### WHAT IS REQUIRED
Count every line in the entries that contains "Culture". Report that count alone.

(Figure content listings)
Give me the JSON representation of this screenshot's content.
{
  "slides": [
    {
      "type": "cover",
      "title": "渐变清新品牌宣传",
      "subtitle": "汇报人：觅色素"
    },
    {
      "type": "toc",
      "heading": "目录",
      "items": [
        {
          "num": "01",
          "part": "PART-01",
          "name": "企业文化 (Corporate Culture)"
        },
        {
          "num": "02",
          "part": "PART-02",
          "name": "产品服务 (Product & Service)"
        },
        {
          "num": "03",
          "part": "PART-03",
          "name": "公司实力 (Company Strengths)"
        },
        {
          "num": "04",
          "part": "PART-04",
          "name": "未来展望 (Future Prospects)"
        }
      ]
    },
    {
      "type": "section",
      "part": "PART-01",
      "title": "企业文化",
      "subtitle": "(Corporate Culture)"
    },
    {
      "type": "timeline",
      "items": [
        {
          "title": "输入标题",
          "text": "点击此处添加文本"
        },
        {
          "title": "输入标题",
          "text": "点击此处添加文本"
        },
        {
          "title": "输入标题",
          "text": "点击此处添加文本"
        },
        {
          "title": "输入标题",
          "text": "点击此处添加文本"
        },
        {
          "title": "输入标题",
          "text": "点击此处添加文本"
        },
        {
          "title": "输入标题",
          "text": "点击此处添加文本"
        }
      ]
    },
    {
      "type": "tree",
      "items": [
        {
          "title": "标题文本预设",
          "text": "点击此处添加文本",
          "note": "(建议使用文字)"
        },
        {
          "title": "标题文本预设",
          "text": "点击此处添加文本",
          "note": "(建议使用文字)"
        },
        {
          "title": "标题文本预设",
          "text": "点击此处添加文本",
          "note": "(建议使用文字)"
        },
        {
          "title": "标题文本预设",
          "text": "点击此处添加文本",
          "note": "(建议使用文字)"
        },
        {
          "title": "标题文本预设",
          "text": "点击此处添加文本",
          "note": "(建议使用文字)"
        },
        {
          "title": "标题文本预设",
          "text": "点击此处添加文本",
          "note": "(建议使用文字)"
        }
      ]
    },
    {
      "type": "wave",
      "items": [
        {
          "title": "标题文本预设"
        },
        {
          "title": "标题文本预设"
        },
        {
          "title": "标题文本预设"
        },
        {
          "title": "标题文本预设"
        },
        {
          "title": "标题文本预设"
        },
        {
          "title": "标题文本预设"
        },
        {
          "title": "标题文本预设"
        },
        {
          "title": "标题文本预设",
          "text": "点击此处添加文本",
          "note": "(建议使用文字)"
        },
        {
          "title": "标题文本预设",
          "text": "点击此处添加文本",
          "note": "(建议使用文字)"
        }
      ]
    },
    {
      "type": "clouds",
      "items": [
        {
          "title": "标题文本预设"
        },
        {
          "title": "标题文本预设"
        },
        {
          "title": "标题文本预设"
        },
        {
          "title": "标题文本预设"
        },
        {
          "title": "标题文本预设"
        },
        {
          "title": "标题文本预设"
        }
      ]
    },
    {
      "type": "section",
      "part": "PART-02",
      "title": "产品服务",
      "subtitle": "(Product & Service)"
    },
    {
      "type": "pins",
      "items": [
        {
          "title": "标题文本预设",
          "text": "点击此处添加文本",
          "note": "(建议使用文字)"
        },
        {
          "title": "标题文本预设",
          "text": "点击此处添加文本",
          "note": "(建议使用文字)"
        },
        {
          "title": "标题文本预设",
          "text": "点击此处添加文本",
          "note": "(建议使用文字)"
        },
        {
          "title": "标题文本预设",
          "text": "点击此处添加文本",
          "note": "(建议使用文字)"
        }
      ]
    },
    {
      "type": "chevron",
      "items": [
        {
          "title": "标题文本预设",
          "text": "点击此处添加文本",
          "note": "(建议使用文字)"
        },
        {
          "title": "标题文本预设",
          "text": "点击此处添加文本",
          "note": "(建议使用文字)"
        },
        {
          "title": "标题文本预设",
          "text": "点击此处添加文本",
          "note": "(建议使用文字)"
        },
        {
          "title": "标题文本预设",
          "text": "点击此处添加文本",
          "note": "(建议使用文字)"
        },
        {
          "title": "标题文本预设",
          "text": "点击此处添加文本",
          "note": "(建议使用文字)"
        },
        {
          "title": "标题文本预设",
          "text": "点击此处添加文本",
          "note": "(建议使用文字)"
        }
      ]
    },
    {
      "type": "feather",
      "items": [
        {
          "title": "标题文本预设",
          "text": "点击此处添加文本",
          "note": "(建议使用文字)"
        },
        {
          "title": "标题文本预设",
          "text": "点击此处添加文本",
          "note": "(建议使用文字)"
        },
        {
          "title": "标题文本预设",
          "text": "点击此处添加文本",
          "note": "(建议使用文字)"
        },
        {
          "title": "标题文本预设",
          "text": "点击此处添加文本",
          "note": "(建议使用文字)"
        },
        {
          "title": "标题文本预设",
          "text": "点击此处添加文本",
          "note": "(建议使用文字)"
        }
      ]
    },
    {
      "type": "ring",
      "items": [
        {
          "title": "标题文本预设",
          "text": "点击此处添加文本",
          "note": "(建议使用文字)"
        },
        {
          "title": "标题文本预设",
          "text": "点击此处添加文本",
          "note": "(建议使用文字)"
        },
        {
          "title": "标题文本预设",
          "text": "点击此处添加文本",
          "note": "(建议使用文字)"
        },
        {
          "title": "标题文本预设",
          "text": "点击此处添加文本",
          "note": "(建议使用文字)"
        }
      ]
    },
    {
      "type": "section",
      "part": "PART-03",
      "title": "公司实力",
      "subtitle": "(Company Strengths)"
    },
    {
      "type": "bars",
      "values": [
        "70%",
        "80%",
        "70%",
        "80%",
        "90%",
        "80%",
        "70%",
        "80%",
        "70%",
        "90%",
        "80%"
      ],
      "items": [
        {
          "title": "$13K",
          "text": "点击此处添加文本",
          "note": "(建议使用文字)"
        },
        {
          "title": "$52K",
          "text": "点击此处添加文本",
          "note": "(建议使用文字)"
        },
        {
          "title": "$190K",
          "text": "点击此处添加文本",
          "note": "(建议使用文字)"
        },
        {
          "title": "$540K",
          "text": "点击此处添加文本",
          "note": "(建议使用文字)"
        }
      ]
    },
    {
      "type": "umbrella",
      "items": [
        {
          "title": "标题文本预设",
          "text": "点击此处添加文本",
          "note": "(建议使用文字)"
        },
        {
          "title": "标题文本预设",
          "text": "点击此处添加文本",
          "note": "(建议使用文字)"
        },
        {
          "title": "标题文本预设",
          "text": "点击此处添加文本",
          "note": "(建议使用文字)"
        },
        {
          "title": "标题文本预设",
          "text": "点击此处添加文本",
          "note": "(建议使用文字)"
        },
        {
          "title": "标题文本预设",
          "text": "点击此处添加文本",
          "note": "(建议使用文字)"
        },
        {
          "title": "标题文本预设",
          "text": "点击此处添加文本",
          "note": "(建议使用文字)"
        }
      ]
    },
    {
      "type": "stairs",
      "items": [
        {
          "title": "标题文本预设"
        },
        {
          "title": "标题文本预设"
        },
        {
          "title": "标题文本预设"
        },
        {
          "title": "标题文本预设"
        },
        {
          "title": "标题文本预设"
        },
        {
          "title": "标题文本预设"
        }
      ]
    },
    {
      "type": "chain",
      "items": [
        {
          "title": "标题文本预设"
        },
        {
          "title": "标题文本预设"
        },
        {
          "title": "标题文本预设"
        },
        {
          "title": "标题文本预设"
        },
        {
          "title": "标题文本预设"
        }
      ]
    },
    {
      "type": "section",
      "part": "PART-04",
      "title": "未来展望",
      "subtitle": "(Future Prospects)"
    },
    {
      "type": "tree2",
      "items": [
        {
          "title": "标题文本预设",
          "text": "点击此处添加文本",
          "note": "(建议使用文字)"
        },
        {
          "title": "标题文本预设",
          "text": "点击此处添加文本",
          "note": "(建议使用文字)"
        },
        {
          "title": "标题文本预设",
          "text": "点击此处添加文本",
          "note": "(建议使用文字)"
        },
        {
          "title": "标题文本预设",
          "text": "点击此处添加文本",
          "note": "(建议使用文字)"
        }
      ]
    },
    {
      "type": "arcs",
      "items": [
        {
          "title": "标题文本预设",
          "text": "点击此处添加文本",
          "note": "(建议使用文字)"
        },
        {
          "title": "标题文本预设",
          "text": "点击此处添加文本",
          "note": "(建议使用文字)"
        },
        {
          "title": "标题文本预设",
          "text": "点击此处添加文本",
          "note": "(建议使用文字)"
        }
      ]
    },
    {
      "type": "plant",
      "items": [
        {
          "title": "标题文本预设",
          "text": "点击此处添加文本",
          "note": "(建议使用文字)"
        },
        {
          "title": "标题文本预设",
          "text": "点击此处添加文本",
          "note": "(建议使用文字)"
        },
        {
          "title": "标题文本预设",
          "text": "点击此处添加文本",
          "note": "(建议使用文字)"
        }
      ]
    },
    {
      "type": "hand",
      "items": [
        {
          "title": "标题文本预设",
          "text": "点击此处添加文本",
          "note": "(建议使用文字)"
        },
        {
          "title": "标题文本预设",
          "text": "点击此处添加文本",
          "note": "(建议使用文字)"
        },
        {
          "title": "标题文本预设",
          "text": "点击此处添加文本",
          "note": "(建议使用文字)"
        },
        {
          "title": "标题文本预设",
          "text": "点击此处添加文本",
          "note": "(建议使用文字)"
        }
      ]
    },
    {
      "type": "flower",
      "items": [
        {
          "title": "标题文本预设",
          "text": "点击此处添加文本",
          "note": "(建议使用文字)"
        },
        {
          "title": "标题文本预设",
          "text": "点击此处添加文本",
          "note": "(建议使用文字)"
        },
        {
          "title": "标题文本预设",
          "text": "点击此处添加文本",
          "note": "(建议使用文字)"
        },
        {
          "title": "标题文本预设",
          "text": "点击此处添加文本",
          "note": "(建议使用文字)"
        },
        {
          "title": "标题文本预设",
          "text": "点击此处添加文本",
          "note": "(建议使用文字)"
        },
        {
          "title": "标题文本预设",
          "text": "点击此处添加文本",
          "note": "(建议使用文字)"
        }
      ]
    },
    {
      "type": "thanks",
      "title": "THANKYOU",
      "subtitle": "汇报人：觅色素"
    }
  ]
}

### EXERCISE RESULT
2